**SHORT EXERCISE**
Can you write out all the lines word for word, with no pictures?

**SUPPLIED RECORDS**
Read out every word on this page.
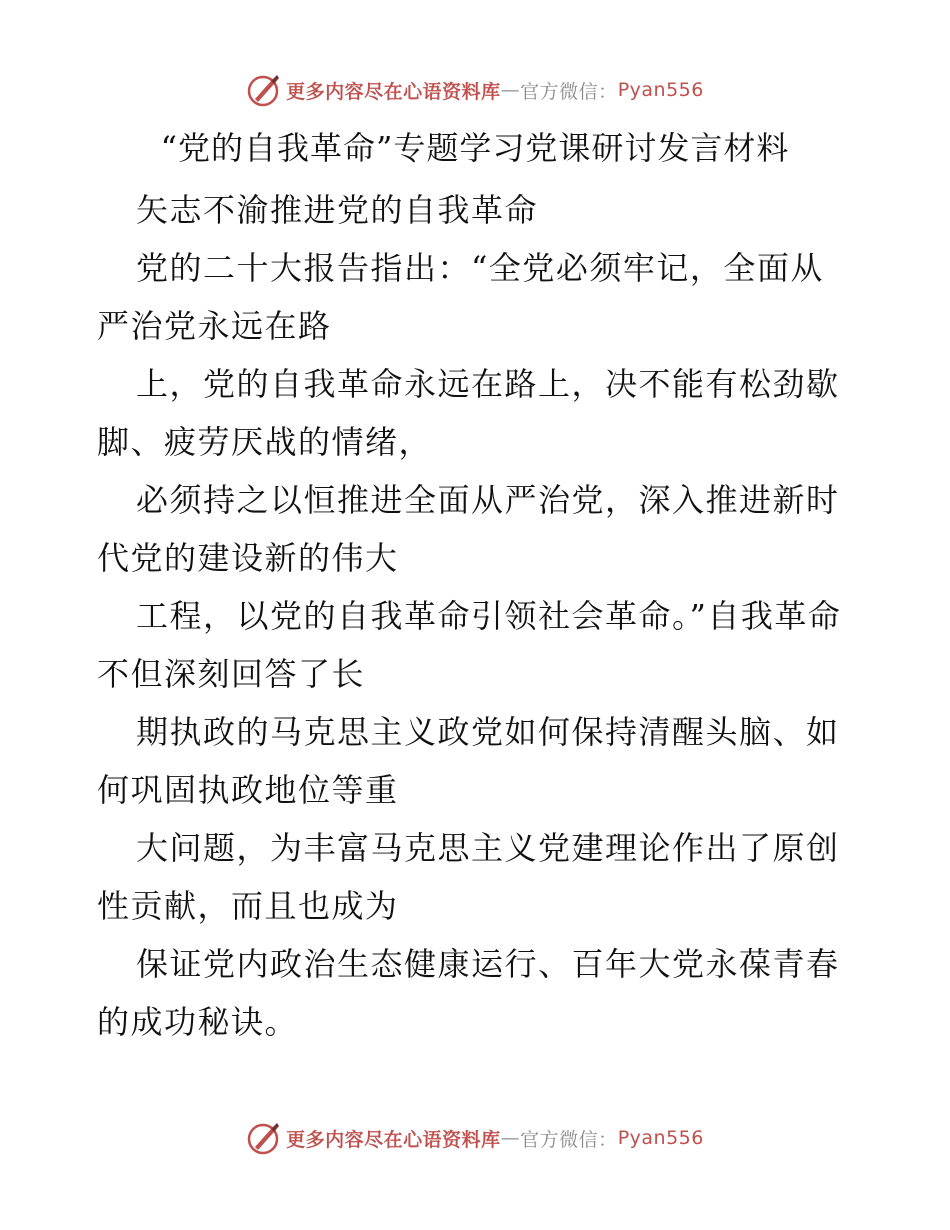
更多内容尽在心语资料库 — 官方微信： Pyan556
“党的自我革命”专题学习党课研讨发言材料

矢志不渝推进党的自我革命

党的二十大报告指出：“全党必须牢记，全面从严治党永远在路

上，党的自我革命永远在路上，决不能有松劲歇脚、疲劳厌战的情绪，

必须持之以恒推进全面从严治党，深入推进新时代党的建设新的伟大

工程，以党的自我革命引领社会革命。”自我革命不但深刻回答了长

期执政的马克思主义政党如何保持清醒头脑、如何巩固执政地位等重

大问题，为丰富马克思主义党建理论作出了原创性贡献，而且也成为

保证党内政治生态健康运行、百年大党永葆青春的成功秘诀。

更多内容尽在心语资料库 — 官方微信： Pyan556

**RESULT**
Read out every word on this page.
更多内容尽在心语资料库 — 官方微信： Pyan556
“党的自我革命”专题学习党课研讨发言材料

矢志不渝推进党的自我革命

党的二十大报告指出：“全党必须牢记，全面从严治党永远在路

上，党的自我革命永远在路上，决不能有松劲歇脚、疲劳厌战的情绪，

必须持之以恒推进全面从严治党，深入推进新时代党的建设新的伟大

工程，以党的自我革命引领社会革命。”自我革命不但深刻回答了长

期执政的马克思主义政党如何保持清醒头脑、如何巩固执政地位等重

大问题，为丰富马克思主义党建理论作出了原创性贡献，而且也成为

保证党内政治生态健康运行、百年大党永葆青春的成功秘诀。

更多内容尽在心语资料库 — 官方微信： Pyan556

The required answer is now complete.